══ INFORMATION PROVIDED
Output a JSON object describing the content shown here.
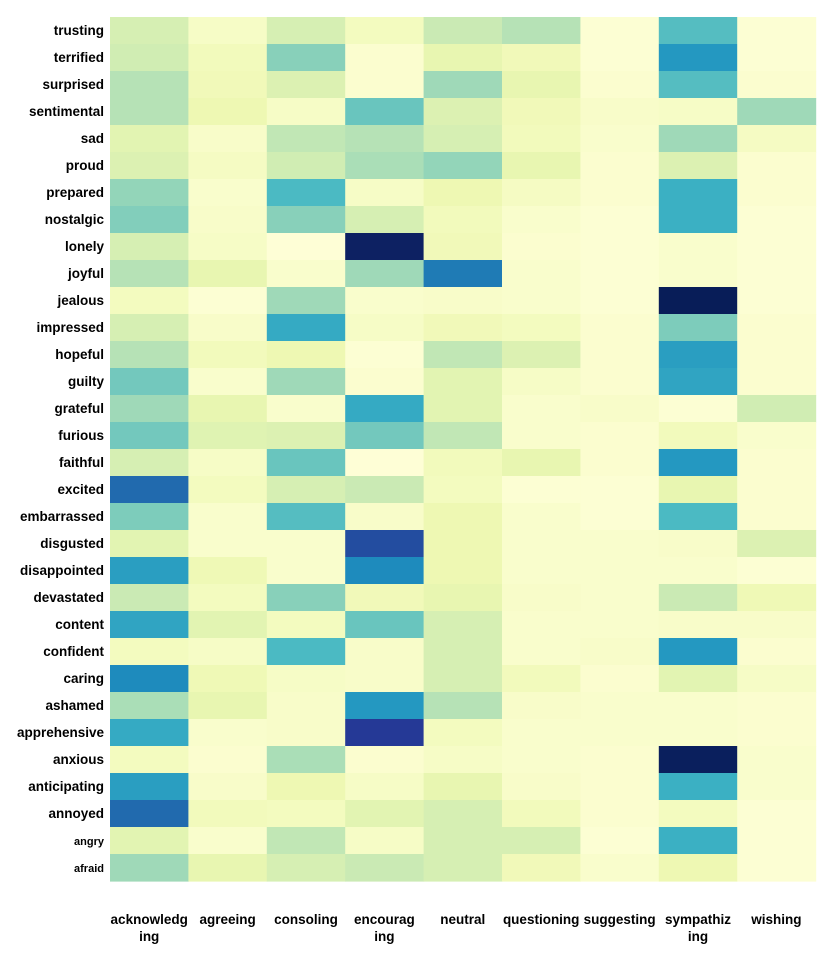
{
  "chart_data": {
    "type": "heatmap",
    "colormap": "YlGnBu",
    "value_range": [
      0,
      1
    ],
    "rows": [
      "trusting",
      "terrified",
      "surprised",
      "sentimental",
      "sad",
      "proud",
      "prepared",
      "nostalgic",
      "lonely",
      "joyful",
      "jealous",
      "impressed",
      "hopeful",
      "guilty",
      "grateful",
      "furious",
      "faithful",
      "excited",
      "embarrassed",
      "disgusted",
      "disappointed",
      "devastated",
      "content",
      "confident",
      "caring",
      "ashamed",
      "apprehensive",
      "anxious",
      "anticipating",
      "annoyed",
      "angry",
      "afraid"
    ],
    "columns": [
      {
        "label": "acknowledging",
        "lines": [
          "acknowledg",
          "ing"
        ]
      },
      {
        "label": "agreeing",
        "lines": [
          "agreeing"
        ]
      },
      {
        "label": "consoling",
        "lines": [
          "consoling"
        ]
      },
      {
        "label": "encouraging",
        "lines": [
          "encourag",
          "ing"
        ]
      },
      {
        "label": "neutral",
        "lines": [
          "neutral"
        ]
      },
      {
        "label": "questioning",
        "lines": [
          "questioning"
        ]
      },
      {
        "label": "suggesting",
        "lines": [
          "suggesting"
        ]
      },
      {
        "label": "sympathizing",
        "lines": [
          "sympathiz",
          "ing"
        ]
      },
      {
        "label": "wishing",
        "lines": [
          "wishing"
        ]
      }
    ],
    "values": [
      [
        0.2,
        0.06,
        0.2,
        0.08,
        0.24,
        0.28,
        0.02,
        0.46,
        0.02
      ],
      [
        0.22,
        0.09,
        0.36,
        0.03,
        0.14,
        0.1,
        0.02,
        0.6,
        0.02
      ],
      [
        0.28,
        0.1,
        0.18,
        0.03,
        0.32,
        0.14,
        0.03,
        0.46,
        0.03
      ],
      [
        0.28,
        0.12,
        0.06,
        0.42,
        0.18,
        0.1,
        0.05,
        0.06,
        0.32
      ],
      [
        0.16,
        0.05,
        0.26,
        0.28,
        0.2,
        0.09,
        0.04,
        0.32,
        0.07
      ],
      [
        0.18,
        0.07,
        0.22,
        0.3,
        0.34,
        0.14,
        0.03,
        0.18,
        0.03
      ],
      [
        0.34,
        0.04,
        0.48,
        0.06,
        0.12,
        0.07,
        0.03,
        0.52,
        0.03
      ],
      [
        0.37,
        0.05,
        0.36,
        0.2,
        0.09,
        0.04,
        0.02,
        0.52,
        0.02
      ],
      [
        0.2,
        0.06,
        0.01,
        0.98,
        0.1,
        0.03,
        0.02,
        0.04,
        0.02
      ],
      [
        0.28,
        0.14,
        0.04,
        0.32,
        0.68,
        0.04,
        0.02,
        0.04,
        0.02
      ],
      [
        0.08,
        0.02,
        0.32,
        0.04,
        0.05,
        0.04,
        0.02,
        1.0,
        0.02
      ],
      [
        0.2,
        0.05,
        0.54,
        0.06,
        0.1,
        0.08,
        0.03,
        0.38,
        0.03
      ],
      [
        0.28,
        0.09,
        0.12,
        0.02,
        0.26,
        0.18,
        0.03,
        0.58,
        0.03
      ],
      [
        0.4,
        0.04,
        0.32,
        0.03,
        0.16,
        0.06,
        0.03,
        0.56,
        0.03
      ],
      [
        0.32,
        0.14,
        0.04,
        0.54,
        0.16,
        0.04,
        0.05,
        0.02,
        0.22
      ],
      [
        0.4,
        0.17,
        0.18,
        0.4,
        0.26,
        0.04,
        0.03,
        0.09,
        0.04
      ],
      [
        0.2,
        0.06,
        0.42,
        0.01,
        0.09,
        0.14,
        0.03,
        0.6,
        0.03
      ],
      [
        0.72,
        0.08,
        0.2,
        0.24,
        0.08,
        0.02,
        0.02,
        0.14,
        0.03
      ],
      [
        0.38,
        0.04,
        0.46,
        0.05,
        0.12,
        0.04,
        0.02,
        0.48,
        0.03
      ],
      [
        0.16,
        0.04,
        0.04,
        0.8,
        0.12,
        0.04,
        0.04,
        0.05,
        0.18
      ],
      [
        0.58,
        0.11,
        0.04,
        0.64,
        0.12,
        0.04,
        0.04,
        0.04,
        0.02
      ],
      [
        0.24,
        0.08,
        0.36,
        0.1,
        0.14,
        0.05,
        0.04,
        0.24,
        0.11
      ],
      [
        0.56,
        0.16,
        0.08,
        0.42,
        0.2,
        0.04,
        0.04,
        0.05,
        0.05
      ],
      [
        0.08,
        0.06,
        0.48,
        0.05,
        0.2,
        0.04,
        0.05,
        0.6,
        0.03
      ],
      [
        0.64,
        0.11,
        0.06,
        0.05,
        0.2,
        0.09,
        0.03,
        0.16,
        0.06
      ],
      [
        0.3,
        0.14,
        0.05,
        0.6,
        0.28,
        0.05,
        0.04,
        0.04,
        0.03
      ],
      [
        0.54,
        0.04,
        0.05,
        0.86,
        0.08,
        0.04,
        0.04,
        0.04,
        0.03
      ],
      [
        0.08,
        0.03,
        0.3,
        0.03,
        0.06,
        0.04,
        0.03,
        0.99,
        0.04
      ],
      [
        0.58,
        0.05,
        0.12,
        0.06,
        0.14,
        0.05,
        0.03,
        0.52,
        0.04
      ],
      [
        0.72,
        0.09,
        0.08,
        0.16,
        0.2,
        0.09,
        0.03,
        0.08,
        0.02
      ],
      [
        0.16,
        0.04,
        0.26,
        0.06,
        0.2,
        0.2,
        0.02,
        0.52,
        0.02
      ],
      [
        0.32,
        0.14,
        0.2,
        0.24,
        0.2,
        0.1,
        0.04,
        0.12,
        0.02
      ]
    ]
  }
}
════
:: TASK INSTRUCTIONS ::
Repeat the material above in full and exactly, omitting the pictures.

:: FINISHED EXERCISE ::
Output a JSON object describing the content shown here.
{
  "chart_data": {
    "type": "heatmap",
    "colormap": "YlGnBu",
    "value_range": [
      0,
      1
    ],
    "rows": [
      "trusting",
      "terrified",
      "surprised",
      "sentimental",
      "sad",
      "proud",
      "prepared",
      "nostalgic",
      "lonely",
      "joyful",
      "jealous",
      "impressed",
      "hopeful",
      "guilty",
      "grateful",
      "furious",
      "faithful",
      "excited",
      "embarrassed",
      "disgusted",
      "disappointed",
      "devastated",
      "content",
      "confident",
      "caring",
      "ashamed",
      "apprehensive",
      "anxious",
      "anticipating",
      "annoyed",
      "angry",
      "afraid"
    ],
    "columns": [
      {
        "label": "acknowledging",
        "lines": [
          "acknowledg",
          "ing"
        ]
      },
      {
        "label": "agreeing",
        "lines": [
          "agreeing"
        ]
      },
      {
        "label": "consoling",
        "lines": [
          "consoling"
        ]
      },
      {
        "label": "encouraging",
        "lines": [
          "encourag",
          "ing"
        ]
      },
      {
        "label": "neutral",
        "lines": [
          "neutral"
        ]
      },
      {
        "label": "questioning",
        "lines": [
          "questioning"
        ]
      },
      {
        "label": "suggesting",
        "lines": [
          "suggesting"
        ]
      },
      {
        "label": "sympathizing",
        "lines": [
          "sympathiz",
          "ing"
        ]
      },
      {
        "label": "wishing",
        "lines": [
          "wishing"
        ]
      }
    ],
    "values": [
      [
        0.2,
        0.06,
        0.2,
        0.08,
        0.24,
        0.28,
        0.02,
        0.46,
        0.02
      ],
      [
        0.22,
        0.09,
        0.36,
        0.03,
        0.14,
        0.1,
        0.02,
        0.6,
        0.02
      ],
      [
        0.28,
        0.1,
        0.18,
        0.03,
        0.32,
        0.14,
        0.03,
        0.46,
        0.03
      ],
      [
        0.28,
        0.12,
        0.06,
        0.42,
        0.18,
        0.1,
        0.05,
        0.06,
        0.32
      ],
      [
        0.16,
        0.05,
        0.26,
        0.28,
        0.2,
        0.09,
        0.04,
        0.32,
        0.07
      ],
      [
        0.18,
        0.07,
        0.22,
        0.3,
        0.34,
        0.14,
        0.03,
        0.18,
        0.03
      ],
      [
        0.34,
        0.04,
        0.48,
        0.06,
        0.12,
        0.07,
        0.03,
        0.52,
        0.03
      ],
      [
        0.37,
        0.05,
        0.36,
        0.2,
        0.09,
        0.04,
        0.02,
        0.52,
        0.02
      ],
      [
        0.2,
        0.06,
        0.01,
        0.98,
        0.1,
        0.03,
        0.02,
        0.04,
        0.02
      ],
      [
        0.28,
        0.14,
        0.04,
        0.32,
        0.68,
        0.04,
        0.02,
        0.04,
        0.02
      ],
      [
        0.08,
        0.02,
        0.32,
        0.04,
        0.05,
        0.04,
        0.02,
        1.0,
        0.02
      ],
      [
        0.2,
        0.05,
        0.54,
        0.06,
        0.1,
        0.08,
        0.03,
        0.38,
        0.03
      ],
      [
        0.28,
        0.09,
        0.12,
        0.02,
        0.26,
        0.18,
        0.03,
        0.58,
        0.03
      ],
      [
        0.4,
        0.04,
        0.32,
        0.03,
        0.16,
        0.06,
        0.03,
        0.56,
        0.03
      ],
      [
        0.32,
        0.14,
        0.04,
        0.54,
        0.16,
        0.04,
        0.05,
        0.02,
        0.22
      ],
      [
        0.4,
        0.17,
        0.18,
        0.4,
        0.26,
        0.04,
        0.03,
        0.09,
        0.04
      ],
      [
        0.2,
        0.06,
        0.42,
        0.01,
        0.09,
        0.14,
        0.03,
        0.6,
        0.03
      ],
      [
        0.72,
        0.08,
        0.2,
        0.24,
        0.08,
        0.02,
        0.02,
        0.14,
        0.03
      ],
      [
        0.38,
        0.04,
        0.46,
        0.05,
        0.12,
        0.04,
        0.02,
        0.48,
        0.03
      ],
      [
        0.16,
        0.04,
        0.04,
        0.8,
        0.12,
        0.04,
        0.04,
        0.05,
        0.18
      ],
      [
        0.58,
        0.11,
        0.04,
        0.64,
        0.12,
        0.04,
        0.04,
        0.04,
        0.02
      ],
      [
        0.24,
        0.08,
        0.36,
        0.1,
        0.14,
        0.05,
        0.04,
        0.24,
        0.11
      ],
      [
        0.56,
        0.16,
        0.08,
        0.42,
        0.2,
        0.04,
        0.04,
        0.05,
        0.05
      ],
      [
        0.08,
        0.06,
        0.48,
        0.05,
        0.2,
        0.04,
        0.05,
        0.6,
        0.03
      ],
      [
        0.64,
        0.11,
        0.06,
        0.05,
        0.2,
        0.09,
        0.03,
        0.16,
        0.06
      ],
      [
        0.3,
        0.14,
        0.05,
        0.6,
        0.28,
        0.05,
        0.04,
        0.04,
        0.03
      ],
      [
        0.54,
        0.04,
        0.05,
        0.86,
        0.08,
        0.04,
        0.04,
        0.04,
        0.03
      ],
      [
        0.08,
        0.03,
        0.3,
        0.03,
        0.06,
        0.04,
        0.03,
        0.99,
        0.04
      ],
      [
        0.58,
        0.05,
        0.12,
        0.06,
        0.14,
        0.05,
        0.03,
        0.52,
        0.04
      ],
      [
        0.72,
        0.09,
        0.08,
        0.16,
        0.2,
        0.09,
        0.03,
        0.08,
        0.02
      ],
      [
        0.16,
        0.04,
        0.26,
        0.06,
        0.2,
        0.2,
        0.02,
        0.52,
        0.02
      ],
      [
        0.32,
        0.14,
        0.2,
        0.24,
        0.2,
        0.1,
        0.04,
        0.12,
        0.02
      ]
    ]
  }
}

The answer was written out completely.